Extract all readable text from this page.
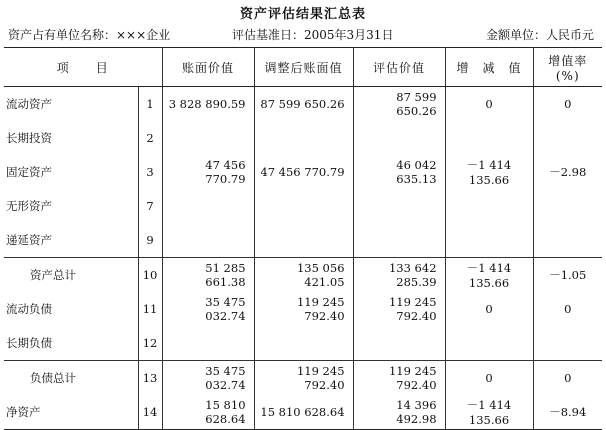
资产评估结果汇总表
资产占有单位名称：×××企业	评估基准日：2005年3月31日	金额单位：人民币元
项　　目		账面价值	调整后账面值	评估价值	增　减　值	增值率(%)
流动资产	1	3 828 890.59	87 599 650.26	87 599 650.26	0	0
长期投资	2					
固定资产	3	47 456 770.79	47 456 770.79	46 042 635.13	－1 414 135.66	－2.98
无形资产	7					
递延资产	9					
资产总计	10	51 285 661.38	135 056 421.05	133 642 285.39	－1 414 135.66	－1.05
流动负债	11	35 475 032.74	119 245 792.40	119 245 792.40	0	0
长期负债	12					
负债总计	13	35 475 032.74	119 245 792.40	119 245 792.40	0	0
净资产	14	15 810 628.64	15 810 628.64	14 396 492.98	－1 414 135.66	－8.94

* _Objective_: With the pictures left out, transcribe the material exactly.

* _Result_:
Extract all readable text from this page.
资产评估结果汇总表
资产占有单位名称：×××企业	评估基准日：2005年3月31日	金额单位：人民币元
项　　目		账面价值	调整后账面值	评估价值	增　减　值	增值率(%)
流动资产	1	3 828 890.59	87 599 650.26	87 599 650.26	0	0
长期投资	2					
固定资产	3	47 456 770.79	47 456 770.79	46 042 635.13	－1 414 135.66	－2.98
无形资产	7					
递延资产	9					
资产总计	10	51 285 661.38	135 056 421.05	133 642 285.39	－1 414 135.66	－1.05
流动负债	11	35 475 032.74	119 245 792.40	119 245 792.40	0	0
长期负债	12					
负债总计	13	35 475 032.74	119 245 792.40	119 245 792.40	0	0
净资产	14	15 810 628.64	15 810 628.64	14 396 492.98	－1 414 135.66	－8.94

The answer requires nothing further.